WHAT TO WORK ON
1/ Decide whether each statement agrees with the piece about Facebook. Answer yes or no for each, and quote the words that decide it: (a) The column holds that the smartest advertisers will stay on Facebook for the long run. (b) Chicken Yoghurt says the relationship with Facebook has been "deactivated." (c) Tim Ireland wants a button on his site asking for friendship.
2/ Condense the paragraph of the piece about Facebook that begins "I’ve finally bitten the bullet" into a shorter version that keeps its main points.
3/ Print the passage of the piece about Facebook from "For my money, Facebook’s" to "with this pester-tech.".

Facebook or Farce-book?
Facebook’s getting a kicking this week. A couple of paragraph’s from Claire Beale’s column in the Viewspaper yesterday:
Facebook’s been the phenomenon of the year, but the speed with which advertisers have piled in is telling: if you’re going to follow fashion, do it quickly, do it cheaply and be ready to pack it all off to Oxfam before the season turns.
For my money, Facebook’s a fad. The smartest advertisers will be in and out quicker than a curry. Then it will settle down, tick over and find it hard to nail that £15bn price tag. We’ll see.
Chicken Yoghurt has jumped off the (band) wagon:
I’ve finally bitten the bullet and divorced the bowel-achingly tedious Facebook. I’ve ‘deactivated’ my relationship with her. I got sick to the gills with her constant banging on. ‘Justin, come and look at this’, she kept saying. ‘Justin, come and do this’, she kept suggesting. Join that, poke this, invite the other. Nag, nag, bloody nag.
So has Tim Ireland:
I do not need to be lumbered with this pester-tech.
I have no wish to be alerted by email that a text-based message (that they could have delivered in the first fucking place via email) is awaiting me at Facebook.
I certainly have no desire to put a begging button on my site in search of what they laughingly classify as ‘friendship’.

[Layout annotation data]
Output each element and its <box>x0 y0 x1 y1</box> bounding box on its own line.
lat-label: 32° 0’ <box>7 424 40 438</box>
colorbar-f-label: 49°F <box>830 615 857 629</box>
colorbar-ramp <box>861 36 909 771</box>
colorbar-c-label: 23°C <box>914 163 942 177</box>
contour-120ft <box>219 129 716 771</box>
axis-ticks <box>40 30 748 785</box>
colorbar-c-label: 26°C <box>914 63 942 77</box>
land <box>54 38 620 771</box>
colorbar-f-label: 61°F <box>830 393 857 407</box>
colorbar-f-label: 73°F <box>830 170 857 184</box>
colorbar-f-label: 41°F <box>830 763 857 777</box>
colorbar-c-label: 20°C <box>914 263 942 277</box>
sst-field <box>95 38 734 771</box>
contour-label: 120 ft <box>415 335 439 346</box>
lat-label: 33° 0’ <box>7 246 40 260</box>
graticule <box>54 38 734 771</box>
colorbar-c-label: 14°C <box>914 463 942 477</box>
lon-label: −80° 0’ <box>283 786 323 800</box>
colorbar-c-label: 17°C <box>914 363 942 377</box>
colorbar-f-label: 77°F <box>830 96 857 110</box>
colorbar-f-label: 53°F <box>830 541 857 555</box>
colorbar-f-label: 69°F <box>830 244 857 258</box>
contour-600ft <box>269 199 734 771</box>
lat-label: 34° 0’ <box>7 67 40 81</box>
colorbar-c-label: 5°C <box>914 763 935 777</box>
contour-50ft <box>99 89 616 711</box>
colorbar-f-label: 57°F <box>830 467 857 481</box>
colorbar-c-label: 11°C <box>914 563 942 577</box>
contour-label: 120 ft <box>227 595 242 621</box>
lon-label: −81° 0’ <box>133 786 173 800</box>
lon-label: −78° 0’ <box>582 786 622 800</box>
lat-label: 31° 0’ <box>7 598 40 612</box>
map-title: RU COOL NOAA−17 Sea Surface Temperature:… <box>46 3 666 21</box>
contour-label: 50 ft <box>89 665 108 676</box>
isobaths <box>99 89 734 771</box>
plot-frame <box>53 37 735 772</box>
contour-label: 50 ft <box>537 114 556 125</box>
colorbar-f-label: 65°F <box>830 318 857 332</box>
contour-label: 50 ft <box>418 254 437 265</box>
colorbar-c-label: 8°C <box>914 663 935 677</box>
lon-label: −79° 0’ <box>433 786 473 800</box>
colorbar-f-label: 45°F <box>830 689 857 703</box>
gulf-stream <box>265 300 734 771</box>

ANSWERS BY TASK
1/
(a) No: "The smartest advertisers will be in and out quicker than a curry."
(b) Yes: "I’ve ‘deactivated’ my relationship with her."
(c) No: "I certainly have no desire to put a begging button on my site in search of what they laughingly classify as ‘friendship’."

2/ Tired of Facebook's constant nagging, the writer has deactivated the account. The site kept calling for attention: look at this, do this, join, poke, invite.

3/
For my money, Facebook’s a fad. The smartest advertisers will be in and out quicker than a curry. Then it will settle down, tick over and find it hard to nail that £15bn price tag. We’ll see.
Chicken Yoghurt has jumped off the (band) wagon:
I’ve finally bitten the bullet and divorced the bowel-achingly tedious Facebook. I’ve ‘deactivated’ my relationship with her. I got sick to the gills with her constant banging on. ‘Justin, come and look at this’, she kept saying. ‘Justin, come and do this’, she kept suggesting. Join that, poke this, invite the other. Nag, nag, bloody nag.
So has Tim Ireland:
I do not need to be lumbered with this pester-tech.